### Challenge
Wherever the string "proxy" appears, copy the whole line.

Collection entries:
- - - - - - -
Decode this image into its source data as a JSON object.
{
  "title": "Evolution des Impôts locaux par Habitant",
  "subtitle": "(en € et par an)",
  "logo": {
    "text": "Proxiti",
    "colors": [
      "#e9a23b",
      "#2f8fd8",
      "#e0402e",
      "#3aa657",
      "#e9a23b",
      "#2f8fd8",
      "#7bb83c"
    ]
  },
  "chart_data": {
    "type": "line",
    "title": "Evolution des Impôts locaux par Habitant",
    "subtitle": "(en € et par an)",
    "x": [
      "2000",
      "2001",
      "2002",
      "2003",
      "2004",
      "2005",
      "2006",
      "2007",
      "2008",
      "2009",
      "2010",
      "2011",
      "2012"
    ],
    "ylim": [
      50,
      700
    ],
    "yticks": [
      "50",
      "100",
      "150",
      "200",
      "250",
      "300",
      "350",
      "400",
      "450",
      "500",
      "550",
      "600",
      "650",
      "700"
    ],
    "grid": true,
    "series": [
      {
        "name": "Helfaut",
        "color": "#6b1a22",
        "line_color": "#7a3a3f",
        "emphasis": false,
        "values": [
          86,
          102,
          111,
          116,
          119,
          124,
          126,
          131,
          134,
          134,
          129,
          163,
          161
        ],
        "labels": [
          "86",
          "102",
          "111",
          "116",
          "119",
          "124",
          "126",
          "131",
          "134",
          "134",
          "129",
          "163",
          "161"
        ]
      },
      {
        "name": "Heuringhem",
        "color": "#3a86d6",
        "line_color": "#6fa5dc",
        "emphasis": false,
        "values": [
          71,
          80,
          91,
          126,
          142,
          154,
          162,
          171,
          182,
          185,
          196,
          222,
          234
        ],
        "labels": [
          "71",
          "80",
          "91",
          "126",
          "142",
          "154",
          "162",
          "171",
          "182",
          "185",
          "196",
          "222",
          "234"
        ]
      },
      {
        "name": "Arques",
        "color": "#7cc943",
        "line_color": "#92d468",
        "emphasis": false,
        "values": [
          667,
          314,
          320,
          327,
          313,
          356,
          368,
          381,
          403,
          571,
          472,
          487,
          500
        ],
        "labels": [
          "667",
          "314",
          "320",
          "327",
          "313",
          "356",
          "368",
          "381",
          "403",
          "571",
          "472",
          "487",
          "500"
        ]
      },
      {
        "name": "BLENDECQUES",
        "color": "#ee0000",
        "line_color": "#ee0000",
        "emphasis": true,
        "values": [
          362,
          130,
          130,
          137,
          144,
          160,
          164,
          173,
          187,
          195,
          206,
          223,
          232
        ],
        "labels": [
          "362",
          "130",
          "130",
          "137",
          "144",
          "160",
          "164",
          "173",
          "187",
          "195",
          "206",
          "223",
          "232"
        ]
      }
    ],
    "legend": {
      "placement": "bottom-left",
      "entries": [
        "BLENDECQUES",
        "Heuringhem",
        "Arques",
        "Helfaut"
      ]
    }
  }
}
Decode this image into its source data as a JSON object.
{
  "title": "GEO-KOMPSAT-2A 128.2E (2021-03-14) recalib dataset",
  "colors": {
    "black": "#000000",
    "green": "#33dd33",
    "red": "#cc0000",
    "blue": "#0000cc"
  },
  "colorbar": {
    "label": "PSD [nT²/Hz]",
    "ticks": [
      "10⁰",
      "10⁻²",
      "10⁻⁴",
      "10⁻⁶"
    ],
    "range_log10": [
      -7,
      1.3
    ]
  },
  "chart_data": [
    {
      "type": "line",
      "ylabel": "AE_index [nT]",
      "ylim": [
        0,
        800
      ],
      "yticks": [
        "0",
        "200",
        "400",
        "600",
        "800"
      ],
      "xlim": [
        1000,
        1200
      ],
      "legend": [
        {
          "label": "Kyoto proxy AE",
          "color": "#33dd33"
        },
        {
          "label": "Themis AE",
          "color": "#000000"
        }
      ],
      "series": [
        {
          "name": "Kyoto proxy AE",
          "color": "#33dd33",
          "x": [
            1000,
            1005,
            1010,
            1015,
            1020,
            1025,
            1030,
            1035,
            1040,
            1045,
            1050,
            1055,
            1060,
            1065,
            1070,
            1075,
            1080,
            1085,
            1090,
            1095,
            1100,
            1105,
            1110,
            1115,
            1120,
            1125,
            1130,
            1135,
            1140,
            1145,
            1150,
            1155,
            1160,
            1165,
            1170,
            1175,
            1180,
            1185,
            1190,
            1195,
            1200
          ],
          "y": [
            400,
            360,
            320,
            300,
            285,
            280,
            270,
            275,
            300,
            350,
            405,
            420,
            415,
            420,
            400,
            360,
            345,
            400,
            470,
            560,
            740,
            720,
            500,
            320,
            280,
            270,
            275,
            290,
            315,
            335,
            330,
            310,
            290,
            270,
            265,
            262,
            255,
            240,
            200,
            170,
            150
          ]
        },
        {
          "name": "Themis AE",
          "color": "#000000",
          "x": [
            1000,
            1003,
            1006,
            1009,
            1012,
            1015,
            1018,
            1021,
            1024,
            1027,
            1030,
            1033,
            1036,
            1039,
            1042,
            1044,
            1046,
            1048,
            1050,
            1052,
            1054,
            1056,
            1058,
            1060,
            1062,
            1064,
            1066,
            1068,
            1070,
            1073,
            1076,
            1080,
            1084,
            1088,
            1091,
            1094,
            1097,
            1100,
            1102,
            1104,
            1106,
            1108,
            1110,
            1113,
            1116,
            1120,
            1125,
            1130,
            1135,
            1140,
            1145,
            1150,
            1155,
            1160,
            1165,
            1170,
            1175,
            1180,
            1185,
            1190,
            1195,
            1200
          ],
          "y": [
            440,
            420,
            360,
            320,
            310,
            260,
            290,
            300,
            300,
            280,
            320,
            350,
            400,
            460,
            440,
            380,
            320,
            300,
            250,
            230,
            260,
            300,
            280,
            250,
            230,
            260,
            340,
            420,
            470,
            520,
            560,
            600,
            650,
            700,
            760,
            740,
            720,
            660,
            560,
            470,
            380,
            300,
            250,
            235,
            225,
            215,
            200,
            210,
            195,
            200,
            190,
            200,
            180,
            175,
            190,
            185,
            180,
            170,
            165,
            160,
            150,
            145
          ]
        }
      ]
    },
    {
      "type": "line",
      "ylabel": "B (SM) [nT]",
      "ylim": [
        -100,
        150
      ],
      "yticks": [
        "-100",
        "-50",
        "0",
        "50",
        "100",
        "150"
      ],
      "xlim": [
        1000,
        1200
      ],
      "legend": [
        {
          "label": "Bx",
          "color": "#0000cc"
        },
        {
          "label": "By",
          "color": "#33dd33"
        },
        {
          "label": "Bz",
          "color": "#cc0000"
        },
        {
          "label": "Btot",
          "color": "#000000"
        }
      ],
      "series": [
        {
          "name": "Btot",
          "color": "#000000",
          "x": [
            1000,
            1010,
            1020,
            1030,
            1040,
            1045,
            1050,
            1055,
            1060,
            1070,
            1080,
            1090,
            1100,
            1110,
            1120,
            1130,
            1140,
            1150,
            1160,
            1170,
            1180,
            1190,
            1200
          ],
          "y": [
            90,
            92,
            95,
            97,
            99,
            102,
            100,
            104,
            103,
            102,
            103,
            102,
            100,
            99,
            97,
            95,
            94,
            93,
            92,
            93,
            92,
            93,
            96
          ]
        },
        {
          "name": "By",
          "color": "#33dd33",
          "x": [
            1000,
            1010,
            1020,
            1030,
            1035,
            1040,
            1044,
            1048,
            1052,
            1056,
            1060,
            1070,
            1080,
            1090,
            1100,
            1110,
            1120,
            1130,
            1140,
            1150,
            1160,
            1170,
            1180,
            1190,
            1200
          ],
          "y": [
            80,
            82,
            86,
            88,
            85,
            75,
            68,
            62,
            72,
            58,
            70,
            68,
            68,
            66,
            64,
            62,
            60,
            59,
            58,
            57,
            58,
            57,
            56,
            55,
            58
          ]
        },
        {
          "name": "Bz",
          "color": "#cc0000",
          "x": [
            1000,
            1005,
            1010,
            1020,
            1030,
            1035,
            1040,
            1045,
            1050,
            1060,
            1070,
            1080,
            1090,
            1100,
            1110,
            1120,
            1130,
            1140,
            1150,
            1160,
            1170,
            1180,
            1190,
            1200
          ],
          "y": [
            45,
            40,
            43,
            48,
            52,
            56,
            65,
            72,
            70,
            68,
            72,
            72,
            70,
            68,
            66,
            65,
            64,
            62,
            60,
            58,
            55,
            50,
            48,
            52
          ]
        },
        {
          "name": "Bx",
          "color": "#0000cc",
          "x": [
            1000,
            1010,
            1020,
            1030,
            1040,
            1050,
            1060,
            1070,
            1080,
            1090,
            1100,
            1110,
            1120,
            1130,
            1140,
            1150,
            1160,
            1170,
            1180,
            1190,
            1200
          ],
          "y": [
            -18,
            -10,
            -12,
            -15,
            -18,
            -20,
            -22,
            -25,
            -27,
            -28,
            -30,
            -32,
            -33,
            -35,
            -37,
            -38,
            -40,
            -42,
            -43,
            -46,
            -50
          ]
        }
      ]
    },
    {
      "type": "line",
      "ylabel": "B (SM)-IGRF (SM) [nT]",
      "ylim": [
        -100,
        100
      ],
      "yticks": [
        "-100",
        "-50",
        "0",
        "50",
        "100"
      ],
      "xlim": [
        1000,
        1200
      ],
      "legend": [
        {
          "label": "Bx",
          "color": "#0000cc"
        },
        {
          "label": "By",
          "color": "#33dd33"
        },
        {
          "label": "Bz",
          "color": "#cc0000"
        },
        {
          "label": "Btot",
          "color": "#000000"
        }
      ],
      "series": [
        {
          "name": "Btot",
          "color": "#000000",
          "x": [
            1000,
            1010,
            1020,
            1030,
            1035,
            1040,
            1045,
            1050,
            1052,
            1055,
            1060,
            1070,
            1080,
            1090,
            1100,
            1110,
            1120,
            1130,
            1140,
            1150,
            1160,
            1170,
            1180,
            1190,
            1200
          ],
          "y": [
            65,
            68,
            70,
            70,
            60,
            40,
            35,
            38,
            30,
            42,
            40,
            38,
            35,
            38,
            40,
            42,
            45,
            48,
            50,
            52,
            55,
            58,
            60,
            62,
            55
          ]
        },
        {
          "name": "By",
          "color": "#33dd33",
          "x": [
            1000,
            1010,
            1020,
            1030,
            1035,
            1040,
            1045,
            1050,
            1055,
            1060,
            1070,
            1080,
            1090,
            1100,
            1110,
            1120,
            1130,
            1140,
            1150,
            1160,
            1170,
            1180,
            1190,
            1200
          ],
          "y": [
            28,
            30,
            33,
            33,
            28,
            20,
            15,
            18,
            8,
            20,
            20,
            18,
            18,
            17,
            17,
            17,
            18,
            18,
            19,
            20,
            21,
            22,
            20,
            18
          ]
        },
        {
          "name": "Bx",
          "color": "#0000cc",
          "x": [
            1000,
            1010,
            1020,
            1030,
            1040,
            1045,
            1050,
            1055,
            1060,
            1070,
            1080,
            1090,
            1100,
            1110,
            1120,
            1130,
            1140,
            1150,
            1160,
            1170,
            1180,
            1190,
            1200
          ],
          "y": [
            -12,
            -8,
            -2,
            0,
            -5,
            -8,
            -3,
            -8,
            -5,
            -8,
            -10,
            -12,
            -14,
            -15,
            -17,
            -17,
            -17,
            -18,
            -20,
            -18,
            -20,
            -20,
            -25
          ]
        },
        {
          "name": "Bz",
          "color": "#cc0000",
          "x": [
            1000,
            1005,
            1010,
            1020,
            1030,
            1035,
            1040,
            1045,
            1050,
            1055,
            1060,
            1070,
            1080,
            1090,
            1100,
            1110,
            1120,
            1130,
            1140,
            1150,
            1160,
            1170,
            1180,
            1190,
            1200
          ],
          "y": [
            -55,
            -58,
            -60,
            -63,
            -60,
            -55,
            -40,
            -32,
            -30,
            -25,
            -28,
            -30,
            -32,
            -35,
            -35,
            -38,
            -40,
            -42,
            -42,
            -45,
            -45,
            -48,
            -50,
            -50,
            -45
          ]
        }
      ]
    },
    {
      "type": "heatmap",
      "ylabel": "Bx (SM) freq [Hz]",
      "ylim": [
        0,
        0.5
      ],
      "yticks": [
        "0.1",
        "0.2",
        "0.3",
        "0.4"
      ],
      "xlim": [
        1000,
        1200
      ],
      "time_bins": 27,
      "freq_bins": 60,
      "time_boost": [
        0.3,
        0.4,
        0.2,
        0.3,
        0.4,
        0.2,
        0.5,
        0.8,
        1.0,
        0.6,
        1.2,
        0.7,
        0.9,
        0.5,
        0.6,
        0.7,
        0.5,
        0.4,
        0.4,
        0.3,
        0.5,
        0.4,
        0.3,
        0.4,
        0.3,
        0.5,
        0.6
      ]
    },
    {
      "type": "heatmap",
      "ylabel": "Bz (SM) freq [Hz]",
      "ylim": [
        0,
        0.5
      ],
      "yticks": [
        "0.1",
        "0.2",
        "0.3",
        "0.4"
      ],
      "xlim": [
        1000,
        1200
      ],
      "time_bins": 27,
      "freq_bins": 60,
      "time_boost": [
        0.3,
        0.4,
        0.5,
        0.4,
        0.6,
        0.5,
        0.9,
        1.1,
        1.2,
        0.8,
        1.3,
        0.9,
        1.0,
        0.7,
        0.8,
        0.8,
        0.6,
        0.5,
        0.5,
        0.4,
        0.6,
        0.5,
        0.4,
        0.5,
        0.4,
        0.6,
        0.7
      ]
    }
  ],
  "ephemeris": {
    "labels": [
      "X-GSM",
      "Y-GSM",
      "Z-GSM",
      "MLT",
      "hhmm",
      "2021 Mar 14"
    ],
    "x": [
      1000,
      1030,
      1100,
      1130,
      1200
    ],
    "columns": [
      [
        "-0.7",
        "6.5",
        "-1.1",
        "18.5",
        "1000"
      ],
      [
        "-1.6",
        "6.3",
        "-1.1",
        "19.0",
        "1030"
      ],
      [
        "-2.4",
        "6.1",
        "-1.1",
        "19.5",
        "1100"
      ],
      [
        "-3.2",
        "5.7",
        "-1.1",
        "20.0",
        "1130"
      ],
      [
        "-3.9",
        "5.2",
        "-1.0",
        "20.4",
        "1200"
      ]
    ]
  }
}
- - - - - - -
### Output below
          "label": "Kyoto proxy AE",
          "name": "Kyoto proxy AE",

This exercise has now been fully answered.